[Stored items from a collection]
----------------
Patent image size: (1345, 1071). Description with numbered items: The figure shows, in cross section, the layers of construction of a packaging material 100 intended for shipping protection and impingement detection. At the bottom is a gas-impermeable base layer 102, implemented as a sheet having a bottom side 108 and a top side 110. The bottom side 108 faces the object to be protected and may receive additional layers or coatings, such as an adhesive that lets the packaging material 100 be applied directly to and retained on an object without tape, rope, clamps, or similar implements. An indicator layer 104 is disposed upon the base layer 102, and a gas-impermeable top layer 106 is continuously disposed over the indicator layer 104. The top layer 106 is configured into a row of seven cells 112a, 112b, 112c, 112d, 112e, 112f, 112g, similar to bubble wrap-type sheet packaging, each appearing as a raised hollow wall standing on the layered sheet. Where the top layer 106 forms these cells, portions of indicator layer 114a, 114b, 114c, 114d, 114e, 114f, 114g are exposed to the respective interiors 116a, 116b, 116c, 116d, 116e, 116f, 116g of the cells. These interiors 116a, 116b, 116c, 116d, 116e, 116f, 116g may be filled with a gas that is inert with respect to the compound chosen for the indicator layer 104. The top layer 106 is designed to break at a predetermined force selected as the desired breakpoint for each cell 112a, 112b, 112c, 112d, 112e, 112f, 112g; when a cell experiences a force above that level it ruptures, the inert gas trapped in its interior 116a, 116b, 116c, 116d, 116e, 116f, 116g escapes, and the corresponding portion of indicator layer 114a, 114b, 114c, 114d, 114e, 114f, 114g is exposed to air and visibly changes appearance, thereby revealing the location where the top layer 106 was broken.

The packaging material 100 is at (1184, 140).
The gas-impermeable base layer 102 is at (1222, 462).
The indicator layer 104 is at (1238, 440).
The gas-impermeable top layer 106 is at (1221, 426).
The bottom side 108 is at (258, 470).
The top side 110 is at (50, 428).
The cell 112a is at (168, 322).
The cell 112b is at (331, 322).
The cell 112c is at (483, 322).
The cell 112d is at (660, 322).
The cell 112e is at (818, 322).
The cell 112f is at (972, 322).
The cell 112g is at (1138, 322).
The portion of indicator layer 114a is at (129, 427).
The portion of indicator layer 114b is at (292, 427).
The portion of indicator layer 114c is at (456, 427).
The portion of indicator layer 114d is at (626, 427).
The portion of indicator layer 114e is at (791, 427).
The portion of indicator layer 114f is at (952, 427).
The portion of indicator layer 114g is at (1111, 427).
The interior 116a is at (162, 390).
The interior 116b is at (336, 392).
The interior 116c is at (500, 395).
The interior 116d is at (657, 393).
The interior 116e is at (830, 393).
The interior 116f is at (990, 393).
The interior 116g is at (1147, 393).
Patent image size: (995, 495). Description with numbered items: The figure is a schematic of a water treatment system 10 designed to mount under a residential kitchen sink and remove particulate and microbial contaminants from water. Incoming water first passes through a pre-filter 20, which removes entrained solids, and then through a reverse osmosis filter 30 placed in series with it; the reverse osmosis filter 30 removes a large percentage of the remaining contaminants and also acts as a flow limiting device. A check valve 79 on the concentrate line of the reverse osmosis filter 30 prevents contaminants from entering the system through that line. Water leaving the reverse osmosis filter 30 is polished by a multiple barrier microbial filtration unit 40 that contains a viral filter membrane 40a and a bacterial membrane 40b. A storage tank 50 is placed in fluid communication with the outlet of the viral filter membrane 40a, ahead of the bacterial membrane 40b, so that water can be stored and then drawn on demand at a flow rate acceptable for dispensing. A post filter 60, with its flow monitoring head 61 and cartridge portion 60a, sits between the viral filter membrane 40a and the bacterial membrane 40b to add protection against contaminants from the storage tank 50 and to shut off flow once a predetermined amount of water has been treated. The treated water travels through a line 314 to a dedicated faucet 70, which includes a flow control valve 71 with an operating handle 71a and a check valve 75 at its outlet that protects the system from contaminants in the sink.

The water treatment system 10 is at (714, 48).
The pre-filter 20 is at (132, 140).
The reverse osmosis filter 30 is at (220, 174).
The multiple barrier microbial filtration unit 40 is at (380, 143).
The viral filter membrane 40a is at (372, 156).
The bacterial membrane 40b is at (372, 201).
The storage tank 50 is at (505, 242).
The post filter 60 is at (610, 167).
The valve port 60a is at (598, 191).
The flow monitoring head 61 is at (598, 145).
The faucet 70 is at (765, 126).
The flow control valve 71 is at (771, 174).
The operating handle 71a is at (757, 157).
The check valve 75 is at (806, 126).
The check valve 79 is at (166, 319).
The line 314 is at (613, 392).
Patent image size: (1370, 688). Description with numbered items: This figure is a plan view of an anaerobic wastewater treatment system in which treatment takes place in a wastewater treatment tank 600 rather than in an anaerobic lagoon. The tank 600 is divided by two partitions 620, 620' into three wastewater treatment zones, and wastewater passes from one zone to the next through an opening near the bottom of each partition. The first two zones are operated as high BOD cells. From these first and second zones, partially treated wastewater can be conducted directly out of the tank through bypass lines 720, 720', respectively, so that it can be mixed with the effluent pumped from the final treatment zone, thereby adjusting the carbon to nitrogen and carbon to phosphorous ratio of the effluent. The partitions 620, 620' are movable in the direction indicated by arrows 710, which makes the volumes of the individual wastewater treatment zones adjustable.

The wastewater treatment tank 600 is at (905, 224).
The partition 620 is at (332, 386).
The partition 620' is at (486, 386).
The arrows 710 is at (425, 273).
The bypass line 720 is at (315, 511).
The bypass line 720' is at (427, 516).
----------------
== Task requirements ==
This calls for all of the entries above, repeated exactly.

== Response to this task ==
Patent image size: (1345, 1071). Description with numbered items: The figure shows, in cross section, the layers of construction of a packaging material 100 intended for shipping protection and impingement detection. At the bottom is a gas-impermeable base layer 102, implemented as a sheet having a bottom side 108 and a top side 110. The bottom side 108 faces the object to be protected and may receive additional layers or coatings, such as an adhesive that lets the packaging material 100 be applied directly to and retained on an object without tape, rope, clamps, or similar implements. An indicator layer 104 is disposed upon the base layer 102, and a gas-impermeable top layer 106 is continuously disposed over the indicator layer 104. The top layer 106 is configured into a row of seven cells 112a, 112b, 112c, 112d, 112e, 112f, 112g, similar to bubble wrap-type sheet packaging, each appearing as a raised hollow wall standing on the layered sheet. Where the top layer 106 forms these cells, portions of indicator layer 114a, 114b, 114c, 114d, 114e, 114f, 114g are exposed to the respective interiors 116a, 116b, 116c, 116d, 116e, 116f, 116g of the cells. These interiors 116a, 116b, 116c, 116d, 116e, 116f, 116g may be filled with a gas that is inert with respect to the compound chosen for the indicator layer 104. The top layer 106 is designed to break at a predetermined force selected as the desired breakpoint for each cell 112a, 112b, 112c, 112d, 112e, 112f, 112g; when a cell experiences a force above that level it ruptures, the inert gas trapped in its interior 116a, 116b, 116c, 116d, 116e, 116f, 116g escapes, and the corresponding portion of indicator layer 114a, 114b, 114c, 114d, 114e, 114f, 114g is exposed to air and visibly changes appearance, thereby revealing the location where the top layer 106 was broken.

The packaging material 100 is at (1184, 140).
The gas-impermeable base layer 102 is at (1222, 462).
The indicator layer 104 is at (1238, 440).
The gas-impermeable top layer 106 is at (1221, 426).
The bottom side 108 is at (258, 470).
The top side 110 is at (50, 428).
The cell 112a is at (168, 322).
The cell 112b is at (331, 322).
The cell 112c is at (483, 322).
The cell 112d is at (660, 322).
The cell 112e is at (818, 322).
The cell 112f is at (972, 322).
The cell 112g is at (1138, 322).
The portion of indicator layer 114a is at (129, 427).
The portion of indicator layer 114b is at (292, 427).
The portion of indicator layer 114c is at (456, 427).
The portion of indicator layer 114d is at (626, 427).
The portion of indicator layer 114e is at (791, 427).
The portion of indicator layer 114f is at (952, 427).
The portion of indicator layer 114g is at (1111, 427).
The interior 116a is at (162, 390).
The interior 116b is at (336, 392).
The interior 116c is at (500, 395).
The interior 116d is at (657, 393).
The interior 116e is at (830, 393).
The interior 116f is at (990, 393).
The interior 116g is at (1147, 393).
Patent image size: (995, 495). Description with numbered items: The figure is a schematic of a water treatment system 10 designed to mount under a residential kitchen sink and remove particulate and microbial contaminants from water. Incoming water first passes through a pre-filter 20, which removes entrained solids, and then through a reverse osmosis filter 30 placed in series with it; the reverse osmosis filter 30 removes a large percentage of the remaining contaminants and also acts as a flow limiting device. A check valve 79 on the concentrate line of the reverse osmosis filter 30 prevents contaminants from entering the system through that line. Water leaving the reverse osmosis filter 30 is polished by a multiple barrier microbial filtration unit 40 that contains a viral filter membrane 40a and a bacterial membrane 40b. A storage tank 50 is placed in fluid communication with the outlet of the viral filter membrane 40a, ahead of the bacterial membrane 40b, so that water can be stored and then drawn on demand at a flow rate acceptable for dispensing. A post filter 60, with its flow monitoring head 61 and cartridge portion 60a, sits between the viral filter membrane 40a and the bacterial membrane 40b to add protection against contaminants from the storage tank 50 and to shut off flow once a predetermined amount of water has been treated. The treated water travels through a line 314 to a dedicated faucet 70, which includes a flow control valve 71 with an operating handle 71a and a check valve 75 at its outlet that protects the system from contaminants in the sink.

The water treatment system 10 is at (714, 48).
The pre-filter 20 is at (132, 140).
The reverse osmosis filter 30 is at (220, 174).
The multiple barrier microbial filtration unit 40 is at (380, 143).
The viral filter membrane 40a is at (372, 156).
The bacterial membrane 40b is at (372, 201).
The storage tank 50 is at (505, 242).
The post filter 60 is at (610, 167).
The valve port 60a is at (598, 191).
The flow monitoring head 61 is at (598, 145).
The faucet 70 is at (765, 126).
The flow control valve 71 is at (771, 174).
The operating handle 71a is at (757, 157).
The check valve 75 is at (806, 126).
The check valve 79 is at (166, 319).
The line 314 is at (613, 392).
Patent image size: (1370, 688). Description with numbered items: This figure is a plan view of an anaerobic wastewater treatment system in which treatment takes place in a wastewater treatment tank 600 rather than in an anaerobic lagoon. The tank 600 is divided by two partitions 620, 620' into three wastewater treatment zones, and wastewater passes from one zone to the next through an opening near the bottom of each partition. The first two zones are operated as high BOD cells. From these first and second zones, partially treated wastewater can be conducted directly out of the tank through bypass lines 720, 720', respectively, so that it can be mixed with the effluent pumped from the final treatment zone, thereby adjusting the carbon to nitrogen and carbon to phosphorous ratio of the effluent. The partitions 620, 620' are movable in the direction indicated by arrows 710, which makes the volumes of the individual wastewater treatment zones adjustable.

The wastewater treatment tank 600 is at (905, 224).
The partition 620 is at (332, 386).
The partition 620' is at (486, 386).
The arrows 710 is at (425, 273).
The bypass line 720 is at (315, 511).
The bypass line 720' is at (427, 516).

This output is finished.